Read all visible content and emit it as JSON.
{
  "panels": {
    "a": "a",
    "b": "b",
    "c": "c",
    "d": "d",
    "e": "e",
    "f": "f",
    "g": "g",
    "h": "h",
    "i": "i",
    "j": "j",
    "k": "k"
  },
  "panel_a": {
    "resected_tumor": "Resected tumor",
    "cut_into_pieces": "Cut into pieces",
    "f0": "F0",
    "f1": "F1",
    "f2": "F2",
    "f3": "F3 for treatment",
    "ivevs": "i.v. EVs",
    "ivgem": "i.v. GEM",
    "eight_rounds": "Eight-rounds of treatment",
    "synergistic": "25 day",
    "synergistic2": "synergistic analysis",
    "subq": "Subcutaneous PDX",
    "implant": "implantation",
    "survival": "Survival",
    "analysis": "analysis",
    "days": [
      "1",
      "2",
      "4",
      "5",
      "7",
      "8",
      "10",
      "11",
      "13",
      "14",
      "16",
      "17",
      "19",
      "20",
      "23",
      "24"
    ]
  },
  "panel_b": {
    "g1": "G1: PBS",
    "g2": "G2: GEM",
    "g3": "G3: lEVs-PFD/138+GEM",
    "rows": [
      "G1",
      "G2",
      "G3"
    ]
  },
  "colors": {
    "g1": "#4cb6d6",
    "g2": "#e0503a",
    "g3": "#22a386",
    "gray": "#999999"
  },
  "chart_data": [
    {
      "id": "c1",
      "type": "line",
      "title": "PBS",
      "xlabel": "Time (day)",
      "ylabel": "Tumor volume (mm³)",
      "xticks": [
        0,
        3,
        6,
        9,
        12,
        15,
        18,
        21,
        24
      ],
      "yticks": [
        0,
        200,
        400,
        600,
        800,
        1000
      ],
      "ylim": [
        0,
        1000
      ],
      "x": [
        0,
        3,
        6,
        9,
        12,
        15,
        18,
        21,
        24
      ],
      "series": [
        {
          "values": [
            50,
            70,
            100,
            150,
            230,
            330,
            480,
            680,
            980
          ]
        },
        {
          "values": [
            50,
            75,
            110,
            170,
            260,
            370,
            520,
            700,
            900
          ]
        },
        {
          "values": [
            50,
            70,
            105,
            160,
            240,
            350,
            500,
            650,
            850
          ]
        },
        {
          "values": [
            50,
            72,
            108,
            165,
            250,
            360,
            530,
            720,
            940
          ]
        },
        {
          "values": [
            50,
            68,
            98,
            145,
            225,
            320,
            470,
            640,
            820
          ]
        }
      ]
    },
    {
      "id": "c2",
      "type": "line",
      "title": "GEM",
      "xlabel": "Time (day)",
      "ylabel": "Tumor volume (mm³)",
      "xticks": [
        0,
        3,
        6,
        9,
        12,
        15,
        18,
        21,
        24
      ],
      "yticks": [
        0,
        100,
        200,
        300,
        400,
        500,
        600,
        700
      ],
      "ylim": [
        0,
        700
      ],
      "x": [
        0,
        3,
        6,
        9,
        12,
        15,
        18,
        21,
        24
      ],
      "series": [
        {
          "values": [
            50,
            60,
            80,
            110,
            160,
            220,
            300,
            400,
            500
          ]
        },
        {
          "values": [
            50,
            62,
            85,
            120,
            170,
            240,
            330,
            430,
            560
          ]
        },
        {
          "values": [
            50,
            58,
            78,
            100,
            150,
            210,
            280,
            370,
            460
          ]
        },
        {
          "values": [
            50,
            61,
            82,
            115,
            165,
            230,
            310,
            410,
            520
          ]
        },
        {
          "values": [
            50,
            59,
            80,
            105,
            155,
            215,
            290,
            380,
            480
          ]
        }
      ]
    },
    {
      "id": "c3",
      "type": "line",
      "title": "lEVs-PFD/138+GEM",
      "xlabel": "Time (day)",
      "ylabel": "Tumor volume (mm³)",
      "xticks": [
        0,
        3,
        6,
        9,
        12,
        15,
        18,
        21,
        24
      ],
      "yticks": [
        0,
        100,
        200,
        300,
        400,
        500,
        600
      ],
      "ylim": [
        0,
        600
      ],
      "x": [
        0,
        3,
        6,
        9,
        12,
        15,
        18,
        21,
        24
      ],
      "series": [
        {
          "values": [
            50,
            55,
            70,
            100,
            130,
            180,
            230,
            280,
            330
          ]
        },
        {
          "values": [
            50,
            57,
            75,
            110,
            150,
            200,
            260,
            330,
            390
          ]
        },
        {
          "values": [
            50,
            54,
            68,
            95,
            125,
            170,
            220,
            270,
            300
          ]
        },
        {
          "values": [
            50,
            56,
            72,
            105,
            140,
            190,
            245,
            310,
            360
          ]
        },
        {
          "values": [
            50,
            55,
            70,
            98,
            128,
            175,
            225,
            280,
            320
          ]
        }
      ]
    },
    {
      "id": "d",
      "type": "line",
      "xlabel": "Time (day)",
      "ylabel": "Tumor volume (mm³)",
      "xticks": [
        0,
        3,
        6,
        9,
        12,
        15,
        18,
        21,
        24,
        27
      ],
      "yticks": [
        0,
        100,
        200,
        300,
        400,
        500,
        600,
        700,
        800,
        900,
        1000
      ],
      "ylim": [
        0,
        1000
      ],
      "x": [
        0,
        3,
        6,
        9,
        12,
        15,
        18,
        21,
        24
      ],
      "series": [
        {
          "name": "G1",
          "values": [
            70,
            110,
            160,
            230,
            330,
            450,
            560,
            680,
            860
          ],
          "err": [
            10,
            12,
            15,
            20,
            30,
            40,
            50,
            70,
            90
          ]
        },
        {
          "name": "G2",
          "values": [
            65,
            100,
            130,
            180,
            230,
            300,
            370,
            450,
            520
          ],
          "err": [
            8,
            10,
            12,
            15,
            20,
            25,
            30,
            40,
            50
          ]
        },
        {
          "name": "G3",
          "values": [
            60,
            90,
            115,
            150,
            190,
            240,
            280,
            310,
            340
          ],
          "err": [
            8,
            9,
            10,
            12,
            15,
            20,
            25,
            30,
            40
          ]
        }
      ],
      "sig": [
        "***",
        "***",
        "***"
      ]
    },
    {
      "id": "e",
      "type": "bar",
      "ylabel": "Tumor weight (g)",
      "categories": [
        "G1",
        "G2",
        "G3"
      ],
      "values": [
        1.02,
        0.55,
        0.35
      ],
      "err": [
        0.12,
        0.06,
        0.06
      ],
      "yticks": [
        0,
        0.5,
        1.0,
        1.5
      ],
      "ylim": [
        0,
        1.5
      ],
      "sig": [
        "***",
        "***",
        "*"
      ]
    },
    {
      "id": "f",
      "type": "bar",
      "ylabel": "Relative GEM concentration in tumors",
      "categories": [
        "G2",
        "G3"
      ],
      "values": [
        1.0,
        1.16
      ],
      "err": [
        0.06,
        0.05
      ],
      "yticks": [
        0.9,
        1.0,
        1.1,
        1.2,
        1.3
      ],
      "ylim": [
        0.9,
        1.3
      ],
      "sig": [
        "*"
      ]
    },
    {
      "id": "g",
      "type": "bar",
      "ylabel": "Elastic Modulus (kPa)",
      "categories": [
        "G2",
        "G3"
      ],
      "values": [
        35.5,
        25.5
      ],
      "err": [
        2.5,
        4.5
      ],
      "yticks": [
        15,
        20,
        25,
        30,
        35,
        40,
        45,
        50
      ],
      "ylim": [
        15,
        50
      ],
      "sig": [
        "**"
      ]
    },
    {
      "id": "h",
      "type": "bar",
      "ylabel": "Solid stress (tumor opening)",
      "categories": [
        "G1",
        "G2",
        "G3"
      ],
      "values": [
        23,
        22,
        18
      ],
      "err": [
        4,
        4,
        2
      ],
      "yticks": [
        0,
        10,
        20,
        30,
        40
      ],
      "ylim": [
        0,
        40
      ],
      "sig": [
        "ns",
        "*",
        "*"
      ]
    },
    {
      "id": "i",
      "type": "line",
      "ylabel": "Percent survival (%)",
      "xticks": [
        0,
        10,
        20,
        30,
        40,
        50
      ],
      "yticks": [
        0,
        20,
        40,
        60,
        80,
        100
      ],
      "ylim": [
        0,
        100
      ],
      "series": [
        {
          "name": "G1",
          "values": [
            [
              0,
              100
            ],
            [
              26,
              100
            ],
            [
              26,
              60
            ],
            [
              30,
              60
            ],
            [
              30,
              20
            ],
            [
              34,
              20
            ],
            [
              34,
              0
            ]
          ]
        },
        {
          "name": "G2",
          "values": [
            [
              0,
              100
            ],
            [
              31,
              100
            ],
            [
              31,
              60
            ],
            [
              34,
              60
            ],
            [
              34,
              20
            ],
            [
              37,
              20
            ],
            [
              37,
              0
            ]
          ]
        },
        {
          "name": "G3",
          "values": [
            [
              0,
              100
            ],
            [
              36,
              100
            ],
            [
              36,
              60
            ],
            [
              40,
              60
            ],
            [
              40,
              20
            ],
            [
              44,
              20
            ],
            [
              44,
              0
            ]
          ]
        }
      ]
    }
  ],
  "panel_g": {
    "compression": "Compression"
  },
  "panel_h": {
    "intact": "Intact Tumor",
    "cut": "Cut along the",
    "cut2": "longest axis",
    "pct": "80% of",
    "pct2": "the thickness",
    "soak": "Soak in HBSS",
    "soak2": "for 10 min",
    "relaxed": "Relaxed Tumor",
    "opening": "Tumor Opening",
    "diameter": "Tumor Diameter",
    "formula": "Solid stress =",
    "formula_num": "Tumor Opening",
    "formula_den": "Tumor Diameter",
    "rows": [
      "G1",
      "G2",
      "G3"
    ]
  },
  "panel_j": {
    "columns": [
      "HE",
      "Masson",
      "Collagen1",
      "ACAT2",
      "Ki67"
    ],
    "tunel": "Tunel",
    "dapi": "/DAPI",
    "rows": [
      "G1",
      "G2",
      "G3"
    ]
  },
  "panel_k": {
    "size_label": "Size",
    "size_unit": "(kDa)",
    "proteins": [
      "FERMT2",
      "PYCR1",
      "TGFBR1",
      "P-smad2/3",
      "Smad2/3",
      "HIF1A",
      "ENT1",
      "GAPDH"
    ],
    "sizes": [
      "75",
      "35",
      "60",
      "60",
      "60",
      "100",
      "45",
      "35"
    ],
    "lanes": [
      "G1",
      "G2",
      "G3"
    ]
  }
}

****

What you will do: Scan the material above for the string "treatment" and return the lines that hold it.

Completed exercise:
    "f3": "F3 for treatment",
    "eight_rounds": "Eight-rounds of treatment",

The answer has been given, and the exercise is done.